- _Prompt_:
Starting at the first line of the entries and ending at the line that contains "413, 1063, 423]", both included, lay out those lines as a Markdown table with the columns Row and Line, numbering each row and leaving out any blank lines.

********************

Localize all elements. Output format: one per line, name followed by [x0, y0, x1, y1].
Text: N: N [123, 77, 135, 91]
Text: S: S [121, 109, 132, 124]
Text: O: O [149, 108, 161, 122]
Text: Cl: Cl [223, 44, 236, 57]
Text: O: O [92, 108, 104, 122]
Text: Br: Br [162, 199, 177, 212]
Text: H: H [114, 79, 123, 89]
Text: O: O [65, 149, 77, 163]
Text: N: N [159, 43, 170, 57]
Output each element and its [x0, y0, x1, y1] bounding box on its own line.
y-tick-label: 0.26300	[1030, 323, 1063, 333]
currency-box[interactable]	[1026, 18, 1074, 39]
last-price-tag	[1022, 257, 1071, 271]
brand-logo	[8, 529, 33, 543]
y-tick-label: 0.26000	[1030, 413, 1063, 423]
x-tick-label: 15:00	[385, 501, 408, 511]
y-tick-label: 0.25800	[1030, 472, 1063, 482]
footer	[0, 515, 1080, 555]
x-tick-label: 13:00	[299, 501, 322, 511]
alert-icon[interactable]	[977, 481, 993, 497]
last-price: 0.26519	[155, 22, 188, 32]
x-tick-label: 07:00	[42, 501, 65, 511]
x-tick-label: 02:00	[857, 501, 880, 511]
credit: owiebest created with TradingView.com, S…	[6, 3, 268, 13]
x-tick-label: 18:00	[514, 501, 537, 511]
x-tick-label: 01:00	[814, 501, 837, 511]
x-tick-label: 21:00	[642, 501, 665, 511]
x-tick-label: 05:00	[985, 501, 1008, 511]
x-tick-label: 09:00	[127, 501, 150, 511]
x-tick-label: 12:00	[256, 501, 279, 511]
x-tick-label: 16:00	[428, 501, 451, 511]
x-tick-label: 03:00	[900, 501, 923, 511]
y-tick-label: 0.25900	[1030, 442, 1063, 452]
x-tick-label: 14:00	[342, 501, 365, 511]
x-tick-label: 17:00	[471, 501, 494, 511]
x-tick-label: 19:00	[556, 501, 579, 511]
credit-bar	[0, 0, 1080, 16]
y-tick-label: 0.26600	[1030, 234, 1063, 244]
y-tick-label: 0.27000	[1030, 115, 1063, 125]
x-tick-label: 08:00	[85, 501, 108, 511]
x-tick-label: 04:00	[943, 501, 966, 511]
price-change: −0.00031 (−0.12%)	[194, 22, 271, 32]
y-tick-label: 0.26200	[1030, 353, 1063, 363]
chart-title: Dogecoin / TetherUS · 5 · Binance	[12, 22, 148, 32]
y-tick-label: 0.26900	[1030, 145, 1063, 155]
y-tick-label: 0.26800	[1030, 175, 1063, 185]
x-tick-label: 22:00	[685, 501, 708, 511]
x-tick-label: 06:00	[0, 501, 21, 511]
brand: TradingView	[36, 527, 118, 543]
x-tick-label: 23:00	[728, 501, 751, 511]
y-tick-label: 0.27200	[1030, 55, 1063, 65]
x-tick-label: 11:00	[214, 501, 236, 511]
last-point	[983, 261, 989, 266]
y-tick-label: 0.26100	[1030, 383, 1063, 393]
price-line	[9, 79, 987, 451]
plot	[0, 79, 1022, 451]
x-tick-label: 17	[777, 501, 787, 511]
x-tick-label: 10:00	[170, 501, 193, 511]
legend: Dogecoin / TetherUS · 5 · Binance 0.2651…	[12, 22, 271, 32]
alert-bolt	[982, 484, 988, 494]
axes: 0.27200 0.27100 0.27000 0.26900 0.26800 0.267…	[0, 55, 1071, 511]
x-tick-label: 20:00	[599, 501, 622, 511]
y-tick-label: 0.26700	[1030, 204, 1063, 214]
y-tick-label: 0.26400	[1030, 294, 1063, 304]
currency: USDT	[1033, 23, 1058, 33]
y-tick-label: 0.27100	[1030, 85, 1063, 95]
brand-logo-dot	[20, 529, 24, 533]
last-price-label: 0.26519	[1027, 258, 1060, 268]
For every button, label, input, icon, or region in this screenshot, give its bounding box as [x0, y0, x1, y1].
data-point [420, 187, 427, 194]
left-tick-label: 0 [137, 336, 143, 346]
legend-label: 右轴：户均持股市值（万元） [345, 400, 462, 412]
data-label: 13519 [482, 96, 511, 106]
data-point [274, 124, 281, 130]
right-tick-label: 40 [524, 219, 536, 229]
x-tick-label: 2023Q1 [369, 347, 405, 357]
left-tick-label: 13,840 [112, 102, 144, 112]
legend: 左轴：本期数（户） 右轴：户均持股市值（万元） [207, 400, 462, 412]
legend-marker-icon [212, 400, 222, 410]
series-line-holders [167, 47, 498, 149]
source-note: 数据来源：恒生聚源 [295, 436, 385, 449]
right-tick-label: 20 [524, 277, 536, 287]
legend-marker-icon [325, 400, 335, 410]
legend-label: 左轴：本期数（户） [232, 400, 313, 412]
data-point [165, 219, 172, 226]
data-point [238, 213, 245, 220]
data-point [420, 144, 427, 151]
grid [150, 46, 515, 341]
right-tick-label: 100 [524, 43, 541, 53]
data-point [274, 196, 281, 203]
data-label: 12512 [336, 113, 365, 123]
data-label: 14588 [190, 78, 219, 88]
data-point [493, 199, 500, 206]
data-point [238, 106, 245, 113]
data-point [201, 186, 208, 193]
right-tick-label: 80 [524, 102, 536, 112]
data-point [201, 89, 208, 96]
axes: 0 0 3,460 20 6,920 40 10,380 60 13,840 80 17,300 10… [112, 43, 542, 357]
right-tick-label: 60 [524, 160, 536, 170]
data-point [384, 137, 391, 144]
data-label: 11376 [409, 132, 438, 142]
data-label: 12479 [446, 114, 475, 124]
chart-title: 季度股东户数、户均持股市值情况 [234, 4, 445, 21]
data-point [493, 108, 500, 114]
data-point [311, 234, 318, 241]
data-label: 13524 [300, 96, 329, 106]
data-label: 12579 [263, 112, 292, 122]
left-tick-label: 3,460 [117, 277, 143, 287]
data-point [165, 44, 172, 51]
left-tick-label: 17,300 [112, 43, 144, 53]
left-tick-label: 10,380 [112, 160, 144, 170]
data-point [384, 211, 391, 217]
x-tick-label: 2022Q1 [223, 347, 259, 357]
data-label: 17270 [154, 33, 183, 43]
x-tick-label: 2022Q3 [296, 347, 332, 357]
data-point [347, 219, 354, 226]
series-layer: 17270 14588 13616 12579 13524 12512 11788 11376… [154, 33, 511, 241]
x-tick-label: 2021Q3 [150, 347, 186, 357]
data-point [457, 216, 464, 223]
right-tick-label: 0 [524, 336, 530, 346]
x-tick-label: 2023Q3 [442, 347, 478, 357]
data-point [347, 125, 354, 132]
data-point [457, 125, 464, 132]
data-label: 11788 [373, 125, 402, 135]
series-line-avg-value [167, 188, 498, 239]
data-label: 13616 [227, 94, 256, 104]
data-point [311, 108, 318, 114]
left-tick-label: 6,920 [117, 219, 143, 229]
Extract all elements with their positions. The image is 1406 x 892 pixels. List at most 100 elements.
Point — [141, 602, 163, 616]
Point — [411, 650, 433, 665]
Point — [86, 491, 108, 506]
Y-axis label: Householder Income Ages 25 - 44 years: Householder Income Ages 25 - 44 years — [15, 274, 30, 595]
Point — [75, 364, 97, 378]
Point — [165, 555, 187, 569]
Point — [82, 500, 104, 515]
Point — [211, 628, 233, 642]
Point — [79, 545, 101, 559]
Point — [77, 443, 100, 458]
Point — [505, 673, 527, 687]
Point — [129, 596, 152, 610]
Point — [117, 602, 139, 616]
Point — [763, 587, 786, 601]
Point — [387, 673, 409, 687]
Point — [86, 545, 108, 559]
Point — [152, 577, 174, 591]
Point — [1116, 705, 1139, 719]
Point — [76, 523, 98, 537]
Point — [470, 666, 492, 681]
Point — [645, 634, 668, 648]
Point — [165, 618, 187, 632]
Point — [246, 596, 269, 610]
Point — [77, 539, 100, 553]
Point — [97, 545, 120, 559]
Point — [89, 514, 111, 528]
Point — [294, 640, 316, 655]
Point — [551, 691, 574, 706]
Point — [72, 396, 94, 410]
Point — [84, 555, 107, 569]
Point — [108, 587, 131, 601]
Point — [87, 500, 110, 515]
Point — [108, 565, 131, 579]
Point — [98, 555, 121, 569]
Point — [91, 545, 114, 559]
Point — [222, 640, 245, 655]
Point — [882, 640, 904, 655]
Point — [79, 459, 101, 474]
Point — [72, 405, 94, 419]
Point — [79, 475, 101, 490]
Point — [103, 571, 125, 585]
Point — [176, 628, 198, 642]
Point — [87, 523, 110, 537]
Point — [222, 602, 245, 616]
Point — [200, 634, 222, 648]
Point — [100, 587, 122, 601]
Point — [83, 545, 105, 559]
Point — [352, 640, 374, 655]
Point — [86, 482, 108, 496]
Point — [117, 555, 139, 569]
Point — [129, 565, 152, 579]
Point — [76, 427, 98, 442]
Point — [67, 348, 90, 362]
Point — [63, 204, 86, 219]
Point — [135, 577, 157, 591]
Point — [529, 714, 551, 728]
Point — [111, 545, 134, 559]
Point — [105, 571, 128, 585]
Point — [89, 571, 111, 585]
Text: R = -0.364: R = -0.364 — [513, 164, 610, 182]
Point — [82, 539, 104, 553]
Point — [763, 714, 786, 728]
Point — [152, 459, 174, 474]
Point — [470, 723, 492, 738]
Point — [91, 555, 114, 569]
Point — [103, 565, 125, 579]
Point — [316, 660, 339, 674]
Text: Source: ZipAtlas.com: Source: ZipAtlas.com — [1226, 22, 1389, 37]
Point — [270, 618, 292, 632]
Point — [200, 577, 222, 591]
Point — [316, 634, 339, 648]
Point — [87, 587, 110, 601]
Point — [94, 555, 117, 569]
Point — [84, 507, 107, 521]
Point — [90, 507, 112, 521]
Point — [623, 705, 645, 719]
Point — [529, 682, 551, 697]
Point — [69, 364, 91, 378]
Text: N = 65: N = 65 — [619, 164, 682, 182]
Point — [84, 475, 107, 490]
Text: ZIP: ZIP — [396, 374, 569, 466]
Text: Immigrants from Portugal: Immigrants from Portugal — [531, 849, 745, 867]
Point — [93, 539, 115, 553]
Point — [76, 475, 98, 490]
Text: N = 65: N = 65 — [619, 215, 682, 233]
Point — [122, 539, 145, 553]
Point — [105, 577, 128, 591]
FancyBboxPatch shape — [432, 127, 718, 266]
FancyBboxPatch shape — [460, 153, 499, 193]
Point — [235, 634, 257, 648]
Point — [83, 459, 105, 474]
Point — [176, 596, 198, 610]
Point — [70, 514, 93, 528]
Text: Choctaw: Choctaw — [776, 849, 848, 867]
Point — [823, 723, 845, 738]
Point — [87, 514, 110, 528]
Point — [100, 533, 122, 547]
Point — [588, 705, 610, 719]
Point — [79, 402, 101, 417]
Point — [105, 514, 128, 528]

********************

- _The output_:
| Row | Line |
|---|---|
| 1 | Localize all elements. Output format: one per line, name followed by [x0, y0, x1, y1]. |
| 2 | Text: N: N [123, 77, 135, 91] |
| 3 | Text: S: S [121, 109, 132, 124] |
| 4 | Text: O: O [149, 108, 161, 122] |
| 5 | Text: Cl: Cl [223, 44, 236, 57] |
| 6 | Text: O: O [92, 108, 104, 122] |
| 7 | Text: Br: Br [162, 199, 177, 212] |
| 8 | Text: H: H [114, 79, 123, 89] |
| 9 | Text: O: O [65, 149, 77, 163] |
| 10 | Text: N: N [159, 43, 170, 57] |
| 11 | Output each element and its [x0, y0, x1, y1] bounding box on its own line. |
| 12 | y-tick-label: 0.26300	[1030, 323, 1063, 333] |
| 13 | currency-box[interactable]	[1026, 18, 1074, 39] |
| 14 | last-price-tag	[1022, 257, 1071, 271] |
| 15 | brand-logo	[8, 529, 33, 543] |
| 16 | y-tick-label: 0.26000	[1030, 413, 1063, 423] |